§ **THE REQUEST**
Transcribe all records exactly.

§ **LISTED RECORDS**
>> BEGIN

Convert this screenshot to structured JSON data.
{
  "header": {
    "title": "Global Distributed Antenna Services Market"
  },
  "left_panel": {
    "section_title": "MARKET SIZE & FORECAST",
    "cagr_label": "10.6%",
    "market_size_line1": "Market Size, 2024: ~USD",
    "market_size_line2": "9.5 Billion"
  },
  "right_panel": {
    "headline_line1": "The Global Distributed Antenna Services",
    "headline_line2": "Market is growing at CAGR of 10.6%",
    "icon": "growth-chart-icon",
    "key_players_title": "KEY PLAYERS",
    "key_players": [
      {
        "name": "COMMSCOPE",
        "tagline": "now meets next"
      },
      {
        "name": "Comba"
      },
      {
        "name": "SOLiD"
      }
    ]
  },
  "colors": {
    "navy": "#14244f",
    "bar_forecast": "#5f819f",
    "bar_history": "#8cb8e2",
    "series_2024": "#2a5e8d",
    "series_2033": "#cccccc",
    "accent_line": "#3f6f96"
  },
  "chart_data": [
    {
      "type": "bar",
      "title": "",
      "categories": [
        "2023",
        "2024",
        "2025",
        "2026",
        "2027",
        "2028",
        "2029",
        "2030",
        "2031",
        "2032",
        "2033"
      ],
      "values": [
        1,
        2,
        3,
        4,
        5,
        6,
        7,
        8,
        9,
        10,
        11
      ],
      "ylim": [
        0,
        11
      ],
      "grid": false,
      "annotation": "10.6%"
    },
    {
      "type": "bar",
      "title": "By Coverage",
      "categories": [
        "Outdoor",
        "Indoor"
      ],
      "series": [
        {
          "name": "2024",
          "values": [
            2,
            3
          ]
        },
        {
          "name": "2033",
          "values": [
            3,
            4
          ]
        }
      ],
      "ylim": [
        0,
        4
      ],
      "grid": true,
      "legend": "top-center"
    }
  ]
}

>> END

§ **WRITTEN SOLUTION**
Convert this screenshot to structured JSON data.
{
  "header": {
    "title": "Global Distributed Antenna Services Market"
  },
  "left_panel": {
    "section_title": "MARKET SIZE & FORECAST",
    "cagr_label": "10.6%",
    "market_size_line1": "Market Size, 2024: ~USD",
    "market_size_line2": "9.5 Billion"
  },
  "right_panel": {
    "headline_line1": "The Global Distributed Antenna Services",
    "headline_line2": "Market is growing at CAGR of 10.6%",
    "icon": "growth-chart-icon",
    "key_players_title": "KEY PLAYERS",
    "key_players": [
      {
        "name": "COMMSCOPE",
        "tagline": "now meets next"
      },
      {
        "name": "Comba"
      },
      {
        "name": "SOLiD"
      }
    ]
  },
  "colors": {
    "navy": "#14244f",
    "bar_forecast": "#5f819f",
    "bar_history": "#8cb8e2",
    "series_2024": "#2a5e8d",
    "series_2033": "#cccccc",
    "accent_line": "#3f6f96"
  },
  "chart_data": [
    {
      "type": "bar",
      "title": "",
      "categories": [
        "2023",
        "2024",
        "2025",
        "2026",
        "2027",
        "2028",
        "2029",
        "2030",
        "2031",
        "2032",
        "2033"
      ],
      "values": [
        1,
        2,
        3,
        4,
        5,
        6,
        7,
        8,
        9,
        10,
        11
      ],
      "ylim": [
        0,
        11
      ],
      "grid": false,
      "annotation": "10.6%"
    },
    {
      "type": "bar",
      "title": "By Coverage",
      "categories": [
        "Outdoor",
        "Indoor"
      ],
      "series": [
        {
          "name": "2024",
          "values": [
            2,
            3
          ]
        },
        {
          "name": "2033",
          "values": [
            3,
            4
          ]
        }
      ],
      "ylim": [
        0,
        4
      ],
      "grid": true,
      "legend": "top-center"
    }
  ]
}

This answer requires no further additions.